[Given records start]

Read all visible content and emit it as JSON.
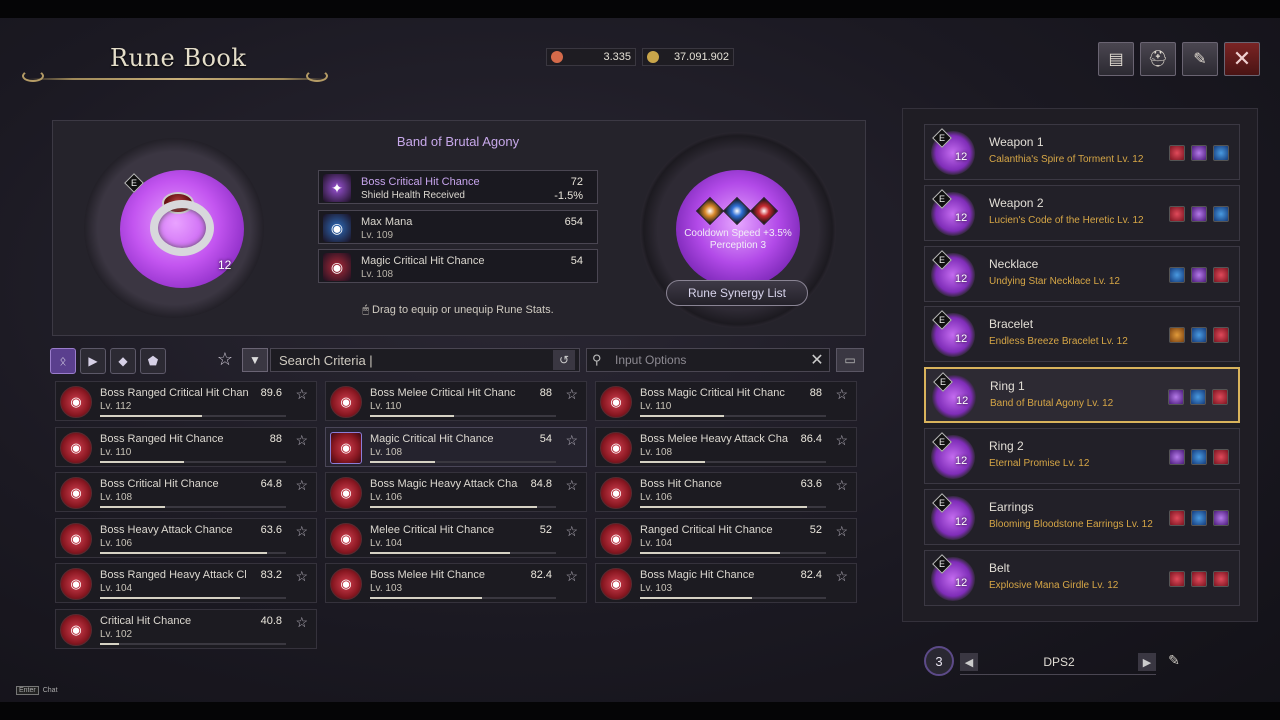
{
  "title": "Rune Book",
  "currency": [
    {
      "value": "3.335",
      "icon": "quill-icon",
      "color": "#d46a4a"
    },
    {
      "value": "37.091.902",
      "icon": "gold-coin-icon",
      "color": "#c9a54a"
    }
  ],
  "top_buttons": [
    {
      "name": "card-icon",
      "glyph": "▤"
    },
    {
      "name": "helmet-icon",
      "glyph": "⛑"
    },
    {
      "name": "scroll-icon",
      "glyph": "✎"
    },
    {
      "name": "close-icon",
      "glyph": "✕"
    }
  ],
  "item": {
    "name": "Band of Brutal Agony",
    "level": "12",
    "grade_badge": "E"
  },
  "equipped_stats": [
    {
      "name": "Boss Critical Hit Chance",
      "value": "72",
      "sub": "Shield Health Received",
      "sub_value": "-1.5%",
      "icon": "purple-rune-icon",
      "color": "#9a52d6"
    },
    {
      "name": "Max Mana",
      "value": "654",
      "sub": "Lv. 109",
      "icon": "blue-rune-icon",
      "color": "#2f6fc0"
    },
    {
      "name": "Magic Critical Hit Chance",
      "value": "54",
      "sub": "Lv. 108",
      "icon": "red-rune-icon",
      "color": "#b02a3a"
    }
  ],
  "drag_hint": "Drag to equip or unequip Rune Stats.",
  "synergy": {
    "line1": "Cooldown Speed +3.5%",
    "line2": "Perception 3",
    "button": "Rune Synergy List",
    "gems": [
      "#d9882a",
      "#2f6fd6",
      "#c82a30"
    ]
  },
  "search": {
    "label": "Search Criteria  |",
    "options_placeholder": "Input Options"
  },
  "rune_list": [
    {
      "name": "Boss Ranged Critical Hit Chan",
      "lv": "Lv. 112",
      "value": "89.6",
      "progress": 0.55
    },
    {
      "name": "Boss Melee Critical Hit Chanc",
      "lv": "Lv. 110",
      "value": "88",
      "progress": 0.45
    },
    {
      "name": "Boss Magic Critical Hit Chanc",
      "lv": "Lv. 110",
      "value": "88",
      "progress": 0.45
    },
    {
      "name": "Boss Ranged Hit Chance",
      "lv": "Lv. 110",
      "value": "88",
      "progress": 0.45
    },
    {
      "name": "Magic Critical Hit Chance",
      "lv": "Lv. 108",
      "value": "54",
      "progress": 0.35,
      "equipped": true
    },
    {
      "name": "Boss Melee Heavy Attack Cha",
      "lv": "Lv. 108",
      "value": "86.4",
      "progress": 0.35
    },
    {
      "name": "Boss Critical Hit Chance",
      "lv": "Lv. 108",
      "value": "64.8",
      "progress": 0.35
    },
    {
      "name": "Boss Magic Heavy Attack Cha",
      "lv": "Lv. 106",
      "value": "84.8",
      "progress": 0.9
    },
    {
      "name": "Boss Hit Chance",
      "lv": "Lv. 106",
      "value": "63.6",
      "progress": 0.9
    },
    {
      "name": "Boss Heavy Attack Chance",
      "lv": "Lv. 106",
      "value": "63.6",
      "progress": 0.9
    },
    {
      "name": "Melee Critical Hit Chance",
      "lv": "Lv. 104",
      "value": "52",
      "progress": 0.75
    },
    {
      "name": "Ranged Critical Hit Chance",
      "lv": "Lv. 104",
      "value": "52",
      "progress": 0.75
    },
    {
      "name": "Boss Ranged Heavy Attack Cl",
      "lv": "Lv. 104",
      "value": "83.2",
      "progress": 0.75
    },
    {
      "name": "Boss Melee Hit Chance",
      "lv": "Lv. 103",
      "value": "82.4",
      "progress": 0.6
    },
    {
      "name": "Boss Magic Hit Chance",
      "lv": "Lv. 103",
      "value": "82.4",
      "progress": 0.6
    },
    {
      "name": "Critical Hit Chance",
      "lv": "Lv. 102",
      "value": "40.8",
      "progress": 0.1
    }
  ],
  "equipment": [
    {
      "slot": "Weapon 1",
      "item": "Calanthia's Spire of Torment Lv. 12",
      "lv": "12",
      "runes": [
        "red",
        "purple",
        "blue"
      ]
    },
    {
      "slot": "Weapon 2",
      "item": "Lucien's Code of the Heretic Lv. 12",
      "lv": "12",
      "runes": [
        "red",
        "purple",
        "blue"
      ]
    },
    {
      "slot": "Necklace",
      "item": "Undying Star Necklace Lv. 12",
      "lv": "12",
      "runes": [
        "blue",
        "purple",
        "red"
      ]
    },
    {
      "slot": "Bracelet",
      "item": "Endless Breeze Bracelet Lv. 12",
      "lv": "12",
      "runes": [
        "orange",
        "blue",
        "red"
      ]
    },
    {
      "slot": "Ring 1",
      "item": "Band of Brutal Agony Lv. 12",
      "lv": "12",
      "runes": [
        "purple",
        "blue",
        "red"
      ],
      "selected": true
    },
    {
      "slot": "Ring 2",
      "item": "Eternal Promise Lv. 12",
      "lv": "12",
      "runes": [
        "purple",
        "blue",
        "red"
      ]
    },
    {
      "slot": "Earrings",
      "item": "Blooming Bloodstone Earrings Lv. 12",
      "lv": "12",
      "runes": [
        "red",
        "blue",
        "purple"
      ]
    },
    {
      "slot": "Belt",
      "item": "Explosive Mana Girdle Lv. 12",
      "lv": "12",
      "runes": [
        "red",
        "red",
        "red"
      ]
    }
  ],
  "preset": {
    "number": "3",
    "name": "DPS2"
  },
  "chat": {
    "key": "Enter",
    "label": "Chat"
  }
}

[Given records end]

▶ [Problem]
State how many lines in the records above contain the word "Mana", and give only that number.

▶ [Complete response]
2